[Input data start]

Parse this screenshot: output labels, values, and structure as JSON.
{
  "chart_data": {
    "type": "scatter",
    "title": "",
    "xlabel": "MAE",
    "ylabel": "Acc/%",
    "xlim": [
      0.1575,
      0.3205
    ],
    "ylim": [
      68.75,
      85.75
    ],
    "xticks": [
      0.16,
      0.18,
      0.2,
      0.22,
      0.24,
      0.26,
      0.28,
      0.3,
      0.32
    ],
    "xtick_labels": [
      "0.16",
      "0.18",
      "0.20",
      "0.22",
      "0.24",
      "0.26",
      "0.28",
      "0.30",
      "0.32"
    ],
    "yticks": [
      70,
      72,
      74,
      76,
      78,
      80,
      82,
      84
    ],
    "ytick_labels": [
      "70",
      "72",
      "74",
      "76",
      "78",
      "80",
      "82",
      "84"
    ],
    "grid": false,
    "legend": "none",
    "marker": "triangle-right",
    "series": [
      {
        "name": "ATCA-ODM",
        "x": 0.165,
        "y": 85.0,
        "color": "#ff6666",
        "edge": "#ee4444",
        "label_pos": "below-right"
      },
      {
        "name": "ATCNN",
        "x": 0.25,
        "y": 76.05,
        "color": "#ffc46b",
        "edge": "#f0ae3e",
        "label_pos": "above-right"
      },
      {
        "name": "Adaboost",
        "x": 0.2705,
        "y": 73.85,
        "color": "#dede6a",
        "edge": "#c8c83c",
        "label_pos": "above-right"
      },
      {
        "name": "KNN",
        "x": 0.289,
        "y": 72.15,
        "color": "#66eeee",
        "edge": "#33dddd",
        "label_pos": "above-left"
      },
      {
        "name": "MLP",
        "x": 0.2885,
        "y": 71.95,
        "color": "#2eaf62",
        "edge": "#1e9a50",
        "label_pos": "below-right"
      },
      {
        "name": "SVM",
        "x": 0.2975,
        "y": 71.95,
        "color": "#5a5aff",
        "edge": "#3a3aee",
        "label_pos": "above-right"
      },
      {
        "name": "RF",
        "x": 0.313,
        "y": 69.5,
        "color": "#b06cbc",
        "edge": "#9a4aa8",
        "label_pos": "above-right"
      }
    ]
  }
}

[Input data end]
[Input data start]

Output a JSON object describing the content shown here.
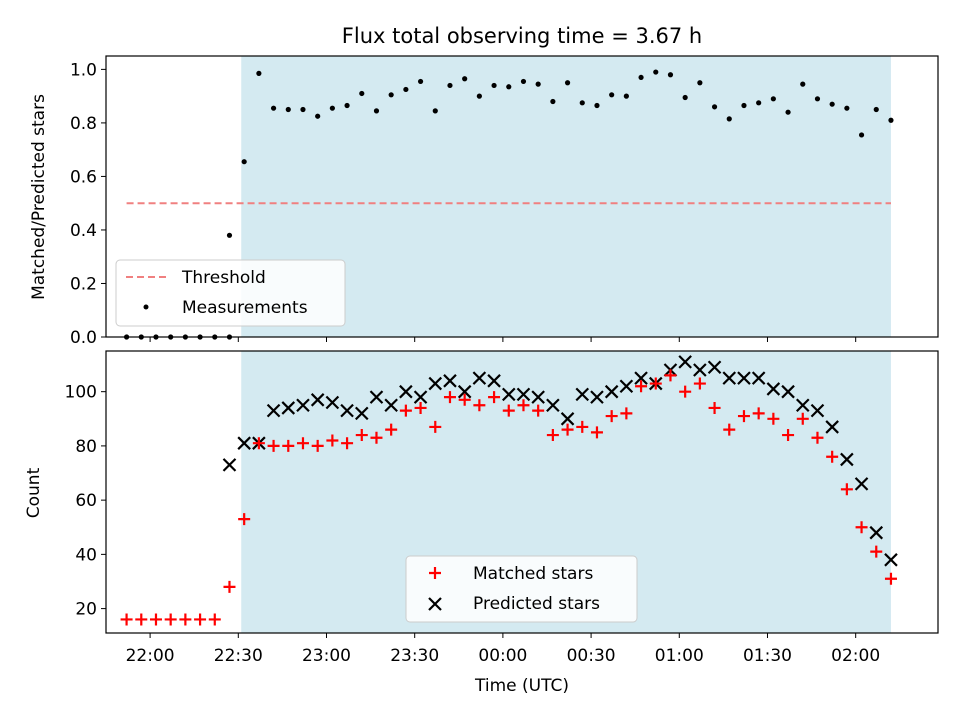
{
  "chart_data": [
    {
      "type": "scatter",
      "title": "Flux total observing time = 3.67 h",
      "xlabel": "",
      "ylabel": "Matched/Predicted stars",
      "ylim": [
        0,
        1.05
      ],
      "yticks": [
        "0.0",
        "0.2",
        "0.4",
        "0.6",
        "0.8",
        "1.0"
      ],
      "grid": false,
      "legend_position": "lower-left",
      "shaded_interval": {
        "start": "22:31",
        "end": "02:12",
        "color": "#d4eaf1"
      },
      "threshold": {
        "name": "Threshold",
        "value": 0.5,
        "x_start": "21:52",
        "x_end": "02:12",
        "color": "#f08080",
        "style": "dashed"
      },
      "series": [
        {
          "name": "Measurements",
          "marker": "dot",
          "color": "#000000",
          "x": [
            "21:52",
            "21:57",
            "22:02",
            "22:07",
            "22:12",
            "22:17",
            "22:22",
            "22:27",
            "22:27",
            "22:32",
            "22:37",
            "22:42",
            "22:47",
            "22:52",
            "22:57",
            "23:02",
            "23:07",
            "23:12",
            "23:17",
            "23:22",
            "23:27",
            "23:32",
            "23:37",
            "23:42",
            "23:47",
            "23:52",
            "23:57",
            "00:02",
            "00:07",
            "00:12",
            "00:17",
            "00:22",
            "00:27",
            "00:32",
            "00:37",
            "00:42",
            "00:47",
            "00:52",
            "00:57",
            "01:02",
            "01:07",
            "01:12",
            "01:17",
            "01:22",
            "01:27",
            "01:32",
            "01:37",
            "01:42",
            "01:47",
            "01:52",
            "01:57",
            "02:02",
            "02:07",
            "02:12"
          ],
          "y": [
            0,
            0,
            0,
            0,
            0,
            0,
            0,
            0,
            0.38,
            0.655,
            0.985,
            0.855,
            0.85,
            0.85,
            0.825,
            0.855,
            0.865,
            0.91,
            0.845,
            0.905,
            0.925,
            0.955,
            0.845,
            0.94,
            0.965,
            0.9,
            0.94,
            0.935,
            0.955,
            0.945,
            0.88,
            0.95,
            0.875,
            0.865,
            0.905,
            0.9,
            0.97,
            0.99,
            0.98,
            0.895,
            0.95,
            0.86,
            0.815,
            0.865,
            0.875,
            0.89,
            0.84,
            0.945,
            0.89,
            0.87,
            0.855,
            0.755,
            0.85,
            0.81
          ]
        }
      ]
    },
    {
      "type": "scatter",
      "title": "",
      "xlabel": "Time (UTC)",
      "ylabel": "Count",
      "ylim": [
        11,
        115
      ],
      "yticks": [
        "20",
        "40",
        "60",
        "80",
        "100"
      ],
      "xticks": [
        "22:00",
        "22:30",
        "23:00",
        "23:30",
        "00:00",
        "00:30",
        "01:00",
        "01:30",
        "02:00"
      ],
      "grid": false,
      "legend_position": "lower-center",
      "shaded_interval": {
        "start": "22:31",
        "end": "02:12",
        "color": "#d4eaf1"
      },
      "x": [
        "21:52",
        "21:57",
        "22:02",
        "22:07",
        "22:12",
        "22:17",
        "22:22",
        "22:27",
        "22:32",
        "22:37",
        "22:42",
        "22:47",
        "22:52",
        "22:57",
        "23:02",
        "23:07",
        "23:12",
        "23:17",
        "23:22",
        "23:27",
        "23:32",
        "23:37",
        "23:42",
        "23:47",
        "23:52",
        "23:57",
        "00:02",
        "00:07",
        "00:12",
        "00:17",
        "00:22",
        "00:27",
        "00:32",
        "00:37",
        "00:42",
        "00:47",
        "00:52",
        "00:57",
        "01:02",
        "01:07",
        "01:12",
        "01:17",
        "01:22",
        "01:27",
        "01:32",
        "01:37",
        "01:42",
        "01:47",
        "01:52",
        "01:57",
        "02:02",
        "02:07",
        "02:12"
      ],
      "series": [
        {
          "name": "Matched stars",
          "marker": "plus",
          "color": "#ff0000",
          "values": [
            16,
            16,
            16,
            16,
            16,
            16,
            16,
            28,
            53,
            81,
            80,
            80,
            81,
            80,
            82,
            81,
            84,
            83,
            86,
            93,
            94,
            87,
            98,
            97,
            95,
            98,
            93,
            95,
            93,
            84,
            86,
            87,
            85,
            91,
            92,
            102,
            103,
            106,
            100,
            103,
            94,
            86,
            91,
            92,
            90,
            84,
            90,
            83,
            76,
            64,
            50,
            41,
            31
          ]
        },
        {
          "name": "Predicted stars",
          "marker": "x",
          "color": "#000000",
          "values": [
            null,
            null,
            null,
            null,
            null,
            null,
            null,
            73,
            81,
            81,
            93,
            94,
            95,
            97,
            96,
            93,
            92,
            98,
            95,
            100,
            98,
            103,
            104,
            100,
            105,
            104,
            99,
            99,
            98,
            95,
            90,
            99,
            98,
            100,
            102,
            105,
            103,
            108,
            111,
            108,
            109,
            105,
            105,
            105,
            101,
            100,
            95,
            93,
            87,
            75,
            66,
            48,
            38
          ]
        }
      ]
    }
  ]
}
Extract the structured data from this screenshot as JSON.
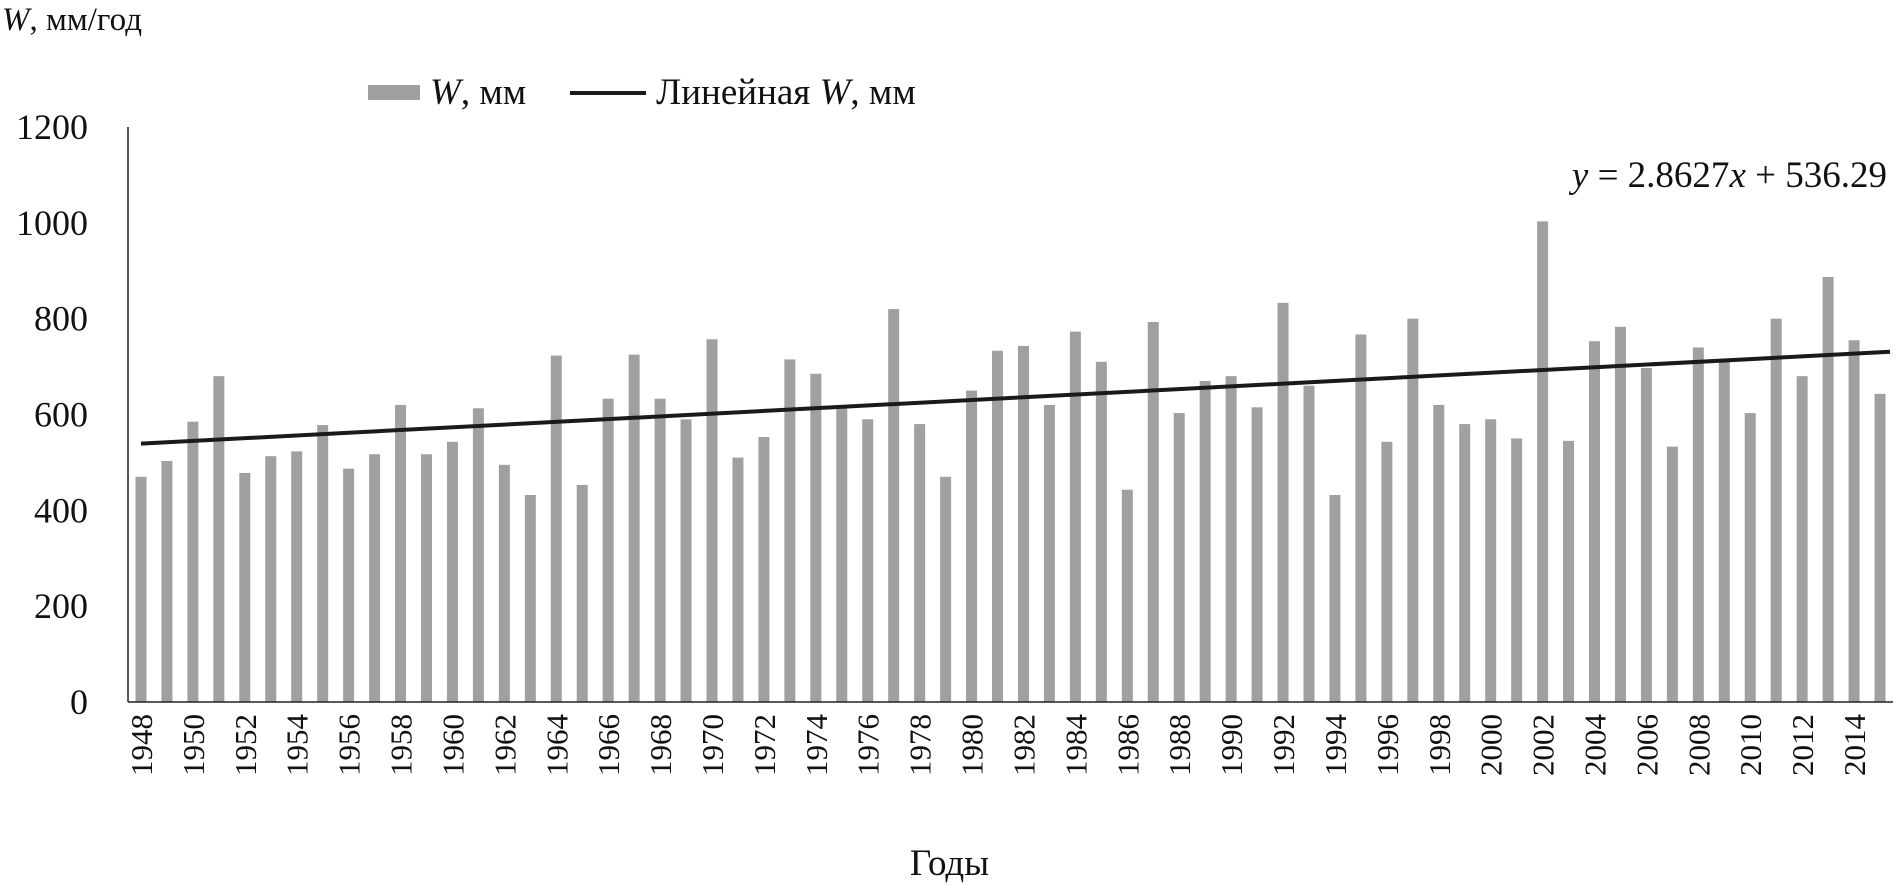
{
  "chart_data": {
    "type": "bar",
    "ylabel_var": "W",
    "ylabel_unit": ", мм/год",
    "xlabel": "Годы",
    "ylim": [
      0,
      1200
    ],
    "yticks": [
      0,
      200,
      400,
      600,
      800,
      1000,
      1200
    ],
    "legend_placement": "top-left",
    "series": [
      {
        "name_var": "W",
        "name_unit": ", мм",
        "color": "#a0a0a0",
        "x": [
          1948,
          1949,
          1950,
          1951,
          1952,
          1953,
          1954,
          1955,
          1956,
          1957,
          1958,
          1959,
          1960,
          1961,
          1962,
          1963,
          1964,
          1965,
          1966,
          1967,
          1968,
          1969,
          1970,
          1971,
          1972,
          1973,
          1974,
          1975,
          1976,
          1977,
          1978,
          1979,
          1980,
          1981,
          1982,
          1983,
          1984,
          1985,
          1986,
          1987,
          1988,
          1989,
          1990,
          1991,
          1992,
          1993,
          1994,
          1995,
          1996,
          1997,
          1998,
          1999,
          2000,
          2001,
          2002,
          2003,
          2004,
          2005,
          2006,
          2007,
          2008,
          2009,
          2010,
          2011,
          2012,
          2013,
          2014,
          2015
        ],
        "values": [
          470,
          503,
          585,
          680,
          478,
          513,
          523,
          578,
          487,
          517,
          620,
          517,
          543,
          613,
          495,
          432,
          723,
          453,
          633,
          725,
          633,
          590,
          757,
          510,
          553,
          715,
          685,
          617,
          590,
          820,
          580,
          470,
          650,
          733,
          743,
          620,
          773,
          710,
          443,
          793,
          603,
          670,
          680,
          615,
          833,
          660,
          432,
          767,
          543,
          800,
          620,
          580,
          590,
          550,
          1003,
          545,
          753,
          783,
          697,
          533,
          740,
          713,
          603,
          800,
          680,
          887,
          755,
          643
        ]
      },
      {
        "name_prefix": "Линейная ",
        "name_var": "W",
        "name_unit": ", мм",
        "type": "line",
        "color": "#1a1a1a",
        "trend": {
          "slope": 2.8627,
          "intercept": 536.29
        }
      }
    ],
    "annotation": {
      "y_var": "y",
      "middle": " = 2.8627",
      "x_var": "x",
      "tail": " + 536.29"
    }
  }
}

[Input data end]

| Instruction |
State the number of lines in the records that contain the string "Predicted", and nothing more.

| Exercise result |
2